Exercise aim: Your task is to reproduce the material exactly.

--- Start ---

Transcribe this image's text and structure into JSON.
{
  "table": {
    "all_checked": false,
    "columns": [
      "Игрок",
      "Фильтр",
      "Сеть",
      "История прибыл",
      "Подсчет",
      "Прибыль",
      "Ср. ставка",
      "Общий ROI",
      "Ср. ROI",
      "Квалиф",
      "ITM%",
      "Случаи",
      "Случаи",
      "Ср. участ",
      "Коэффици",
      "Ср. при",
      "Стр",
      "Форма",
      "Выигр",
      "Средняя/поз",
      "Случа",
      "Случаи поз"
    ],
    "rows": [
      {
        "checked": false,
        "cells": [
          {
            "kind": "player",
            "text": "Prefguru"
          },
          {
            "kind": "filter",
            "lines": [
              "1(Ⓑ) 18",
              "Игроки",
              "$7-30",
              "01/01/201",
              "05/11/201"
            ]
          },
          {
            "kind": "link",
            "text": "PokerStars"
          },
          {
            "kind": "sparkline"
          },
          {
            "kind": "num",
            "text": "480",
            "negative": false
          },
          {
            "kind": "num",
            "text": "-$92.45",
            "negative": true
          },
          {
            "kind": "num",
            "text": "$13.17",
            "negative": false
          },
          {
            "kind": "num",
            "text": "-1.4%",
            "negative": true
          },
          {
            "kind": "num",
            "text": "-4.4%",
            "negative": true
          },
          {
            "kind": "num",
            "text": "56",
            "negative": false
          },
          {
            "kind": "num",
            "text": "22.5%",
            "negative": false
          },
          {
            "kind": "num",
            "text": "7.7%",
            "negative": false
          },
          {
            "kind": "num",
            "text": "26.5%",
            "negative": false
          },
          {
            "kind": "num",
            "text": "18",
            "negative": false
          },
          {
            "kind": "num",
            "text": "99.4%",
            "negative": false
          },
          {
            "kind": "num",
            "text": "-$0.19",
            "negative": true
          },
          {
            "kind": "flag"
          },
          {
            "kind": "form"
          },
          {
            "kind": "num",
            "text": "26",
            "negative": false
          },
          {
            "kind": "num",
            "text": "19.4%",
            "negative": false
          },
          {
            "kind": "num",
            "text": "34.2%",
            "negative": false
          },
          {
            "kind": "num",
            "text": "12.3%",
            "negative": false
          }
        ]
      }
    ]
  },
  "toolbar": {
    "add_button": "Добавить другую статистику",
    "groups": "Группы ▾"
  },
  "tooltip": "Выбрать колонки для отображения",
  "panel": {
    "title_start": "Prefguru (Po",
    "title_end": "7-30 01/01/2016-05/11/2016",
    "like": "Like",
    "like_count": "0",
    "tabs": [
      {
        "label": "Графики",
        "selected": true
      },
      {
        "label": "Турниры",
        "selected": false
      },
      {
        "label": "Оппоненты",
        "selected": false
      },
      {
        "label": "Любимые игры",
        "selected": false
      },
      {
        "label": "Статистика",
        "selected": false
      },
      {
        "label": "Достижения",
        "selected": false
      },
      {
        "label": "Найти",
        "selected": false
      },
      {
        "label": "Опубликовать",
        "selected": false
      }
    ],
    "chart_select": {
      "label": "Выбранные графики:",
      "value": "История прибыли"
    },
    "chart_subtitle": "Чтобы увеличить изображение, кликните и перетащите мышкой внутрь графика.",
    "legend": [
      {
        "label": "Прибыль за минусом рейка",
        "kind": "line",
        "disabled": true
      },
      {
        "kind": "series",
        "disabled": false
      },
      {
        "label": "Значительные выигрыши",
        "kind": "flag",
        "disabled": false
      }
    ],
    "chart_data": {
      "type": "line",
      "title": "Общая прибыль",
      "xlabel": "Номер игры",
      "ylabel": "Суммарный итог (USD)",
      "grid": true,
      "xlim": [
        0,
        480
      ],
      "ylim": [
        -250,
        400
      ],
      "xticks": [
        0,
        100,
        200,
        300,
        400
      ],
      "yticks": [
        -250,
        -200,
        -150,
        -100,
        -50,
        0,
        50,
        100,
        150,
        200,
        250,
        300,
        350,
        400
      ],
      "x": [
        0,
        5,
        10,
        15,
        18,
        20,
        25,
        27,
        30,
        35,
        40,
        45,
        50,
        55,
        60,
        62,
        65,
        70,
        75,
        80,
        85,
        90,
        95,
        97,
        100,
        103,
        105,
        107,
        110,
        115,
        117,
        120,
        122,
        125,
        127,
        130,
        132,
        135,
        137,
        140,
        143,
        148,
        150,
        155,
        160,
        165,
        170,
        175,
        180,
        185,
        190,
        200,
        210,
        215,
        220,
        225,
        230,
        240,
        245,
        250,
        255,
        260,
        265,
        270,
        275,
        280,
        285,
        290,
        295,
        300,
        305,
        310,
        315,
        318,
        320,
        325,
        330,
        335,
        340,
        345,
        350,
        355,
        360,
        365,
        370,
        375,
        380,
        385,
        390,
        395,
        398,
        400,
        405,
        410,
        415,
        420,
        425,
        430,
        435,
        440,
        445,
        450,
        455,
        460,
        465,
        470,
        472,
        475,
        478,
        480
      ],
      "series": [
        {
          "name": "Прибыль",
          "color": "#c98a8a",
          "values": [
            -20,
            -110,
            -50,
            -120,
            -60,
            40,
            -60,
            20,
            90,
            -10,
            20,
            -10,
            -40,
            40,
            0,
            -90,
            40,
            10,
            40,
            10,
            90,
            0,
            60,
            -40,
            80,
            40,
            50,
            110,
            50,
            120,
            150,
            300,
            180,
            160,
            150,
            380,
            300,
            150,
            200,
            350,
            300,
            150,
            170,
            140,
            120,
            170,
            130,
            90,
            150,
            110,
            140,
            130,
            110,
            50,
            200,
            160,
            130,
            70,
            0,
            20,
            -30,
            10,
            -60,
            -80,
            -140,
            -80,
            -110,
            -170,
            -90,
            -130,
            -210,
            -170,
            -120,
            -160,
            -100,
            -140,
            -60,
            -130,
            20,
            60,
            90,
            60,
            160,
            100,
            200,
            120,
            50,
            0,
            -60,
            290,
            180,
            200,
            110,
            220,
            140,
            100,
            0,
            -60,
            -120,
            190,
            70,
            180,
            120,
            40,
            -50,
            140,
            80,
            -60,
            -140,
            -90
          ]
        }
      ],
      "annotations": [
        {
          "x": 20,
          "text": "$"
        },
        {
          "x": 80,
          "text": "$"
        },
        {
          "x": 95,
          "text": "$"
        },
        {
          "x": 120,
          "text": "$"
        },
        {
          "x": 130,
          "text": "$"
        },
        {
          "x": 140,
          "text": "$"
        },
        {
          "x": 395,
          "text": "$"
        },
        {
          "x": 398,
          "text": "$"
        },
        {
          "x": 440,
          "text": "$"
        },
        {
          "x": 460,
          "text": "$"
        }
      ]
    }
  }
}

--- End ---

Written response:
Transcribe this image's text and structure into JSON.
{
  "table": {
    "all_checked": false,
    "columns": [
      "Игрок",
      "Фильтр",
      "Сеть",
      "История прибыл",
      "Подсчет",
      "Прибыль",
      "Ср. ставка",
      "Общий ROI",
      "Ср. ROI",
      "Квалиф",
      "ITM%",
      "Случаи",
      "Случаи",
      "Ср. участ",
      "Коэффици",
      "Ср. при",
      "Стр",
      "Форма",
      "Выигр",
      "Средняя/поз",
      "Случа",
      "Случаи поз"
    ],
    "rows": [
      {
        "checked": false,
        "cells": [
          {
            "kind": "player",
            "text": "Prefguru"
          },
          {
            "kind": "filter",
            "lines": [
              "1(Ⓑ) 18",
              "Игроки",
              "$7-30",
              "01/01/201",
              "05/11/201"
            ]
          },
          {
            "kind": "link",
            "text": "PokerStars"
          },
          {
            "kind": "sparkline"
          },
          {
            "kind": "num",
            "text": "480",
            "negative": false
          },
          {
            "kind": "num",
            "text": "-$92.45",
            "negative": true
          },
          {
            "kind": "num",
            "text": "$13.17",
            "negative": false
          },
          {
            "kind": "num",
            "text": "-1.4%",
            "negative": true
          },
          {
            "kind": "num",
            "text": "-4.4%",
            "negative": true
          },
          {
            "kind": "num",
            "text": "56",
            "negative": false
          },
          {
            "kind": "num",
            "text": "22.5%",
            "negative": false
          },
          {
            "kind": "num",
            "text": "7.7%",
            "negative": false
          },
          {
            "kind": "num",
            "text": "26.5%",
            "negative": false
          },
          {
            "kind": "num",
            "text": "18",
            "negative": false
          },
          {
            "kind": "num",
            "text": "99.4%",
            "negative": false
          },
          {
            "kind": "num",
            "text": "-$0.19",
            "negative": true
          },
          {
            "kind": "flag"
          },
          {
            "kind": "form"
          },
          {
            "kind": "num",
            "text": "26",
            "negative": false
          },
          {
            "kind": "num",
            "text": "19.4%",
            "negative": false
          },
          {
            "kind": "num",
            "text": "34.2%",
            "negative": false
          },
          {
            "kind": "num",
            "text": "12.3%",
            "negative": false
          }
        ]
      }
    ]
  },
  "toolbar": {
    "add_button": "Добавить другую статистику",
    "groups": "Группы ▾"
  },
  "tooltip": "Выбрать колонки для отображения",
  "panel": {
    "title_start": "Prefguru (Po",
    "title_end": "7-30 01/01/2016-05/11/2016",
    "like": "Like",
    "like_count": "0",
    "tabs": [
      {
        "label": "Графики",
        "selected": true
      },
      {
        "label": "Турниры",
        "selected": false
      },
      {
        "label": "Оппоненты",
        "selected": false
      },
      {
        "label": "Любимые игры",
        "selected": false
      },
      {
        "label": "Статистика",
        "selected": false
      },
      {
        "label": "Достижения",
        "selected": false
      },
      {
        "label": "Найти",
        "selected": false
      },
      {
        "label": "Опубликовать",
        "selected": false
      }
    ],
    "chart_select": {
      "label": "Выбранные графики:",
      "value": "История прибыли"
    },
    "chart_subtitle": "Чтобы увеличить изображение, кликните и перетащите мышкой внутрь графика.",
    "legend": [
      {
        "label": "Прибыль за минусом рейка",
        "kind": "line",
        "disabled": true
      },
      {
        "kind": "series",
        "disabled": false
      },
      {
        "label": "Значительные выигрыши",
        "kind": "flag",
        "disabled": false
      }
    ],
    "chart_data": {
      "type": "line",
      "title": "Общая прибыль",
      "xlabel": "Номер игры",
      "ylabel": "Суммарный итог (USD)",
      "grid": true,
      "xlim": [
        0,
        480
      ],
      "ylim": [
        -250,
        400
      ],
      "xticks": [
        0,
        100,
        200,
        300,
        400
      ],
      "yticks": [
        -250,
        -200,
        -150,
        -100,
        -50,
        0,
        50,
        100,
        150,
        200,
        250,
        300,
        350,
        400
      ],
      "x": [
        0,
        5,
        10,
        15,
        18,
        20,
        25,
        27,
        30,
        35,
        40,
        45,
        50,
        55,
        60,
        62,
        65,
        70,
        75,
        80,
        85,
        90,
        95,
        97,
        100,
        103,
        105,
        107,
        110,
        115,
        117,
        120,
        122,
        125,
        127,
        130,
        132,
        135,
        137,
        140,
        143,
        148,
        150,
        155,
        160,
        165,
        170,
        175,
        180,
        185,
        190,
        200,
        210,
        215,
        220,
        225,
        230,
        240,
        245,
        250,
        255,
        260,
        265,
        270,
        275,
        280,
        285,
        290,
        295,
        300,
        305,
        310,
        315,
        318,
        320,
        325,
        330,
        335,
        340,
        345,
        350,
        355,
        360,
        365,
        370,
        375,
        380,
        385,
        390,
        395,
        398,
        400,
        405,
        410,
        415,
        420,
        425,
        430,
        435,
        440,
        445,
        450,
        455,
        460,
        465,
        470,
        472,
        475,
        478,
        480
      ],
      "series": [
        {
          "name": "Прибыль",
          "color": "#c98a8a",
          "values": [
            -20,
            -110,
            -50,
            -120,
            -60,
            40,
            -60,
            20,
            90,
            -10,
            20,
            -10,
            -40,
            40,
            0,
            -90,
            40,
            10,
            40,
            10,
            90,
            0,
            60,
            -40,
            80,
            40,
            50,
            110,
            50,
            120,
            150,
            300,
            180,
            160,
            150,
            380,
            300,
            150,
            200,
            350,
            300,
            150,
            170,
            140,
            120,
            170,
            130,
            90,
            150,
            110,
            140,
            130,
            110,
            50,
            200,
            160,
            130,
            70,
            0,
            20,
            -30,
            10,
            -60,
            -80,
            -140,
            -80,
            -110,
            -170,
            -90,
            -130,
            -210,
            -170,
            -120,
            -160,
            -100,
            -140,
            -60,
            -130,
            20,
            60,
            90,
            60,
            160,
            100,
            200,
            120,
            50,
            0,
            -60,
            290,
            180,
            200,
            110,
            220,
            140,
            100,
            0,
            -60,
            -120,
            190,
            70,
            180,
            120,
            40,
            -50,
            140,
            80,
            -60,
            -140,
            -90
          ]
        }
      ],
      "annotations": [
        {
          "x": 20,
          "text": "$"
        },
        {
          "x": 80,
          "text": "$"
        },
        {
          "x": 95,
          "text": "$"
        },
        {
          "x": 120,
          "text": "$"
        },
        {
          "x": 130,
          "text": "$"
        },
        {
          "x": 140,
          "text": "$"
        },
        {
          "x": 395,
          "text": "$"
        },
        {
          "x": 398,
          "text": "$"
        },
        {
          "x": 440,
          "text": "$"
        },
        {
          "x": 460,
          "text": "$"
        }
      ]
    }
  }
}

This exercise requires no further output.